>> START Provided records

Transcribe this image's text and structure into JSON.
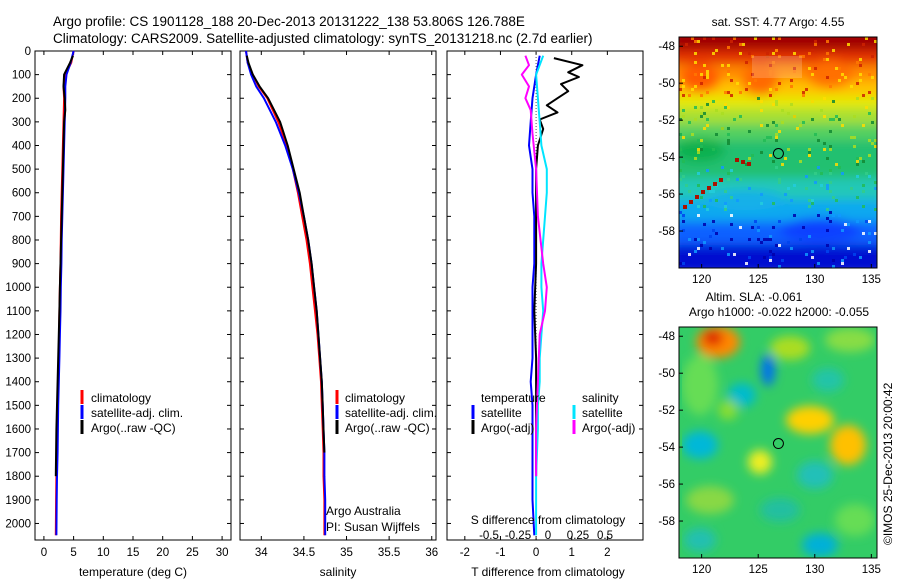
{
  "titles": {
    "line1": "Argo profile: CS 1901128_188 20-Dec-2013 20131222_138 53.806S 126.788E",
    "line2": "Climatology: CARS2009. Satellite-adjusted climatology: synTS_20131218.nc (2.7d earlier)"
  },
  "colors": {
    "climatology": "#ff0000",
    "satellite": "#0000ff",
    "argo": "#000000",
    "salinity_satellite": "#00e5ff",
    "salinity_argo": "#ff00ff"
  },
  "chart_data": [
    {
      "type": "line",
      "id": "temperature",
      "xlabel": "temperature (deg C)",
      "xlim": [
        -1.5,
        31.5
      ],
      "xticks": [
        0,
        5,
        10,
        15,
        20,
        25,
        30
      ],
      "ylim": [
        0,
        2070
      ],
      "yticks": [
        0,
        100,
        200,
        300,
        400,
        500,
        600,
        700,
        800,
        900,
        1000,
        1100,
        1200,
        1300,
        1400,
        1500,
        1600,
        1700,
        1800,
        1900,
        2000
      ],
      "y_reversed": true,
      "legend": [
        "climatology",
        "satellite-adj. clim.",
        "Argo(..raw -QC)"
      ],
      "series": [
        {
          "name": "climatology",
          "x": [
            5.0,
            4.6,
            3.6,
            3.3,
            3.4,
            3.3,
            3.2,
            3.1,
            3.0,
            2.9,
            2.85,
            2.8,
            2.7,
            2.6,
            2.55,
            2.5,
            2.4,
            2.3,
            2.2,
            2.15,
            2.1,
            2.05,
            2.0
          ],
          "y": [
            0,
            50,
            100,
            150,
            200,
            300,
            400,
            500,
            600,
            700,
            800,
            900,
            1000,
            1100,
            1200,
            1300,
            1400,
            1500,
            1600,
            1700,
            1800,
            1900,
            2050
          ]
        },
        {
          "name": "satellite-adj. clim.",
          "x": [
            5.0,
            4.5,
            3.8,
            3.6,
            3.6,
            3.5,
            3.4,
            3.3,
            3.2,
            3.1,
            3.0,
            2.95,
            2.85,
            2.8,
            2.7,
            2.6,
            2.5,
            2.4,
            2.35,
            2.3,
            2.2,
            2.15,
            2.1
          ],
          "y": [
            0,
            50,
            100,
            150,
            200,
            300,
            400,
            500,
            600,
            700,
            800,
            900,
            1000,
            1100,
            1200,
            1300,
            1400,
            1500,
            1600,
            1700,
            1800,
            1900,
            2050
          ]
        },
        {
          "name": "Argo(..raw -QC)",
          "x": [
            4.9,
            4.4,
            3.4,
            3.3,
            3.5,
            3.6,
            3.4,
            3.3,
            3.2,
            3.1,
            3.0,
            2.9,
            2.8,
            2.7,
            2.6,
            2.5,
            2.4,
            2.3,
            2.2,
            2.1,
            2.05,
            2.0
          ],
          "y": [
            20,
            50,
            100,
            150,
            200,
            250,
            300,
            400,
            500,
            600,
            700,
            800,
            900,
            1000,
            1100,
            1200,
            1300,
            1400,
            1500,
            1600,
            1700,
            1800
          ]
        }
      ]
    },
    {
      "type": "line",
      "id": "salinity",
      "xlabel": "salinity",
      "xlim": [
        33.75,
        36.05
      ],
      "xticks": [
        34,
        34.5,
        35,
        35.5,
        36
      ],
      "ylim": [
        0,
        2070
      ],
      "y_reversed": true,
      "legend": [
        "climatology",
        "satellite-adj. clim.",
        "Argo(..raw -QC)"
      ],
      "annotations": [
        "Argo Australia",
        "PI: Susan Wijffels"
      ],
      "series": [
        {
          "name": "climatology",
          "x": [
            33.82,
            33.84,
            33.9,
            33.97,
            34.07,
            34.2,
            34.3,
            34.37,
            34.43,
            34.48,
            34.53,
            34.57,
            34.6,
            34.63,
            34.66,
            34.68,
            34.7,
            34.71,
            34.72,
            34.73,
            34.73,
            34.74,
            34.74
          ],
          "y": [
            0,
            50,
            100,
            150,
            200,
            300,
            400,
            500,
            600,
            700,
            800,
            900,
            1000,
            1100,
            1200,
            1300,
            1400,
            1500,
            1600,
            1700,
            1800,
            1900,
            2050
          ]
        },
        {
          "name": "satellite-adj. clim.",
          "x": [
            33.82,
            33.84,
            33.88,
            33.94,
            34.03,
            34.17,
            34.28,
            34.37,
            34.44,
            34.5,
            34.55,
            34.59,
            34.62,
            34.65,
            34.67,
            34.69,
            34.71,
            34.72,
            34.73,
            34.74,
            34.74,
            34.75,
            34.75
          ],
          "y": [
            0,
            50,
            100,
            150,
            200,
            300,
            400,
            500,
            600,
            700,
            800,
            900,
            1000,
            1100,
            1200,
            1300,
            1400,
            1500,
            1600,
            1700,
            1800,
            1900,
            2050
          ]
        },
        {
          "name": "Argo(..raw -QC)",
          "x": [
            33.83,
            33.85,
            33.9,
            33.98,
            34.08,
            34.22,
            34.31,
            34.38,
            34.45,
            34.5,
            34.55,
            34.59,
            34.62,
            34.65,
            34.67,
            34.69,
            34.71,
            34.72,
            34.73,
            34.74
          ],
          "y": [
            20,
            50,
            100,
            150,
            200,
            300,
            400,
            500,
            600,
            700,
            800,
            900,
            1000,
            1100,
            1200,
            1300,
            1400,
            1500,
            1600,
            1700
          ]
        }
      ]
    },
    {
      "type": "line",
      "id": "difference",
      "xlabel": "T difference from climatology",
      "xlabel_top": "S difference from climatology",
      "xlim": [
        -2.5,
        3.0
      ],
      "xticks": [
        -2,
        -1,
        0,
        1,
        2
      ],
      "top_ticks": [
        "-0.5",
        "-0.25",
        "0",
        "0.25",
        "0.5"
      ],
      "ylim": [
        0,
        2070
      ],
      "y_reversed": true,
      "legend_left_title": "temperature",
      "legend_right_title": "salinity",
      "legend_left": [
        "satellite",
        "Argo(-adj)"
      ],
      "legend_right": [
        "satellite",
        "Argo(-adj)"
      ],
      "series": [
        {
          "name": "T satellite",
          "x": [
            0.1,
            0.0,
            -0.1,
            -0.15,
            -0.2,
            -0.1,
            -0.1,
            -0.05,
            -0.05,
            -0.05,
            -0.1,
            -0.1,
            -0.1,
            -0.1,
            -0.15,
            -0.1,
            -0.1,
            -0.1,
            -0.1,
            -0.1,
            -0.05
          ],
          "y": [
            20,
            100,
            200,
            300,
            400,
            500,
            600,
            700,
            800,
            900,
            1000,
            1100,
            1200,
            1300,
            1400,
            1500,
            1600,
            1700,
            1800,
            1900,
            2050
          ]
        },
        {
          "name": "T Argo(-adj)",
          "x": [
            0.5,
            1.3,
            0.9,
            1.2,
            0.7,
            0.9,
            0.6,
            0.3,
            0.6,
            0.1,
            0.2,
            0.05,
            0.0,
            0.0,
            0.0,
            -0.05,
            0.0,
            0.0,
            0.0
          ],
          "y": [
            30,
            60,
            90,
            110,
            140,
            170,
            200,
            230,
            260,
            290,
            330,
            400,
            500,
            700,
            900,
            1100,
            1300,
            1500,
            1800
          ]
        },
        {
          "name": "S satellite",
          "x": [
            0.2,
            0.0,
            0.05,
            0.1,
            0.15,
            0.3,
            0.3,
            0.25,
            0.2,
            0.15,
            0.15,
            0.2,
            0.15,
            0.1,
            0.1,
            0.05,
            0.05,
            0.0,
            0.0
          ],
          "y": [
            20,
            100,
            200,
            300,
            400,
            500,
            600,
            700,
            800,
            900,
            1000,
            1100,
            1200,
            1300,
            1400,
            1500,
            1600,
            1800,
            2050
          ]
        },
        {
          "name": "S Argo(-adj)",
          "x": [
            -0.3,
            -0.2,
            -0.4,
            -0.2,
            -0.3,
            -0.15,
            -0.1,
            0.0,
            0.05,
            0.2,
            0.3,
            0.25,
            0.1,
            0.05,
            0.0,
            0.0
          ],
          "y": [
            20,
            60,
            100,
            150,
            200,
            250,
            350,
            500,
            700,
            900,
            1000,
            1100,
            1200,
            1400,
            1600,
            1800
          ]
        }
      ]
    },
    {
      "type": "heatmap",
      "id": "sst-map",
      "title": "sat. SST: 4.77  Argo: 4.55",
      "xlim": [
        118,
        135.5
      ],
      "ylim": [
        -60,
        -47.5
      ],
      "xticks": [
        120,
        125,
        130,
        135
      ],
      "yticks": [
        -48,
        -50,
        -52,
        -54,
        -56,
        -58
      ],
      "marker": {
        "lon": 126.788,
        "lat": -53.806
      }
    },
    {
      "type": "heatmap",
      "id": "sla-map",
      "title": "Altim. SLA: -0.061",
      "subtitle": "Argo h1000: -0.022 h2000: -0.055",
      "xlim": [
        118,
        135.5
      ],
      "ylim": [
        -60,
        -47.5
      ],
      "xticks": [
        120,
        125,
        130,
        135
      ],
      "yticks": [
        -48,
        -50,
        -52,
        -54,
        -56,
        -58
      ],
      "marker": {
        "lon": 126.788,
        "lat": -53.806
      }
    }
  ],
  "footer": {
    "stamp": "©IMOS 25-Dec-2013 20:00:42"
  }
}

>> END Provided records

» Given instruction:
What number of lines in the records contain the word "from"? Answer with that number alone.

» Answer to this exercise:
2